### Set task
Go through the material below and count the lines with the string "contrôle"; the number is the whole answer.

[Data extracted from a collection]
[Start]

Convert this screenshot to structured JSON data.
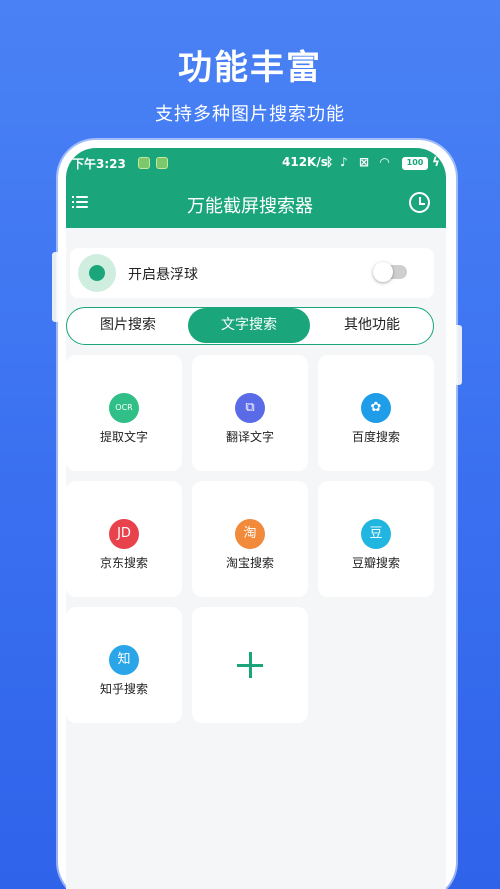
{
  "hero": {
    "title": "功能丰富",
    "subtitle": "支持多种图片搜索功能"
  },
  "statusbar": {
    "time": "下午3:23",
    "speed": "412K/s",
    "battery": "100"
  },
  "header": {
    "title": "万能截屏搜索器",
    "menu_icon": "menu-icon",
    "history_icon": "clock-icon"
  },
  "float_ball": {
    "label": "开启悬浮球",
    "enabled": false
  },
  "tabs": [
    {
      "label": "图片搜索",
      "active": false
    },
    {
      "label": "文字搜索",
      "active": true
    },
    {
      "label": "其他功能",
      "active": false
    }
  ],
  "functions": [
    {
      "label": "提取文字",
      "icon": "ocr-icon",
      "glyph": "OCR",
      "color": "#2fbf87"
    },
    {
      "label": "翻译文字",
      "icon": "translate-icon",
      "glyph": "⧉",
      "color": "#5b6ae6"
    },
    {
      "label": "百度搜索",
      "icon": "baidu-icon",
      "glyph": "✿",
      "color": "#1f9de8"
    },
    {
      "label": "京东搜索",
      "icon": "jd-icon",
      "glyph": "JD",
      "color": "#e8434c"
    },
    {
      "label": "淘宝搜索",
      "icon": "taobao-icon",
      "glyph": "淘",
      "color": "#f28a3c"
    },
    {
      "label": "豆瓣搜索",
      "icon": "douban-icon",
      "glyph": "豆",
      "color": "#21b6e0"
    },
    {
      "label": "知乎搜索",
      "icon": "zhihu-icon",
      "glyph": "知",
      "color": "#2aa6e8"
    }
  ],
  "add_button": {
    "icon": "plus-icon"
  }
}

[End]
[Start]

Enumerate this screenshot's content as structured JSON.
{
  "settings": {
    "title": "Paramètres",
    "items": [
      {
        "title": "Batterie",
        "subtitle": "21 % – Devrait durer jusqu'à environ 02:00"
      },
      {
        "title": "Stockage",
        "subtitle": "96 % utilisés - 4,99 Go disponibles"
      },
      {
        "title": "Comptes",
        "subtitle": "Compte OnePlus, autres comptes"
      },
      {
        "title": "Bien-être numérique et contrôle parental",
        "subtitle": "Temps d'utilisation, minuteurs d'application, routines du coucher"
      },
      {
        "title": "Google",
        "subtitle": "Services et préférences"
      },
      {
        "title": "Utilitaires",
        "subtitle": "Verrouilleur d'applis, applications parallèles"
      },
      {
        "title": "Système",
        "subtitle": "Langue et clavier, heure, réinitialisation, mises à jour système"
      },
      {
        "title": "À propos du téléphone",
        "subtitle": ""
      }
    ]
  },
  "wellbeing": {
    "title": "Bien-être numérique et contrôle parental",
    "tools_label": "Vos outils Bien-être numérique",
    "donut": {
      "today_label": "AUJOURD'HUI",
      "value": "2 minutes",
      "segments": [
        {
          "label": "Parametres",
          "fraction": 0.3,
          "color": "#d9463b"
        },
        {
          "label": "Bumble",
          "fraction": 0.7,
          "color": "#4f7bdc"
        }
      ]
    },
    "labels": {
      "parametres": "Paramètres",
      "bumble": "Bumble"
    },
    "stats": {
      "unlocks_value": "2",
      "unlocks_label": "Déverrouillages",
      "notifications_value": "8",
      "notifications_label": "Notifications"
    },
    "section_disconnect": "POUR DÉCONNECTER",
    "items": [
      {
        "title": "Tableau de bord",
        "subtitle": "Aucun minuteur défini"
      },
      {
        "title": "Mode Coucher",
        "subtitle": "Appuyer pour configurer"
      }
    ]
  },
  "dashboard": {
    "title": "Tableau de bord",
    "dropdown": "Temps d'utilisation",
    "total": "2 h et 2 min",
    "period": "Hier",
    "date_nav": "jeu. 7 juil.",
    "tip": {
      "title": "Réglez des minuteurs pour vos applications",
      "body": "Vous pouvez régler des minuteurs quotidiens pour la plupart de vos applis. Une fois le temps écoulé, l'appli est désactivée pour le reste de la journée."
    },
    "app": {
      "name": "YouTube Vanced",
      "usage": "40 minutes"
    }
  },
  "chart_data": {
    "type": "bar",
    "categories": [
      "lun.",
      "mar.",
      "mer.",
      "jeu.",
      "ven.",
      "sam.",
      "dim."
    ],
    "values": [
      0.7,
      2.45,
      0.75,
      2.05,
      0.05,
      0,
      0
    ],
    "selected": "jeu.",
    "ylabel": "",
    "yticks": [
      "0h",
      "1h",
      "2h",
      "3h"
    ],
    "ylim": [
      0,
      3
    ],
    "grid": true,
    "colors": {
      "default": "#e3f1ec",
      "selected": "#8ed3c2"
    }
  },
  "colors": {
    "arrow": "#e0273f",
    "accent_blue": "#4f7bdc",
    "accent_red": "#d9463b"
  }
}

[End]

### The completed task
2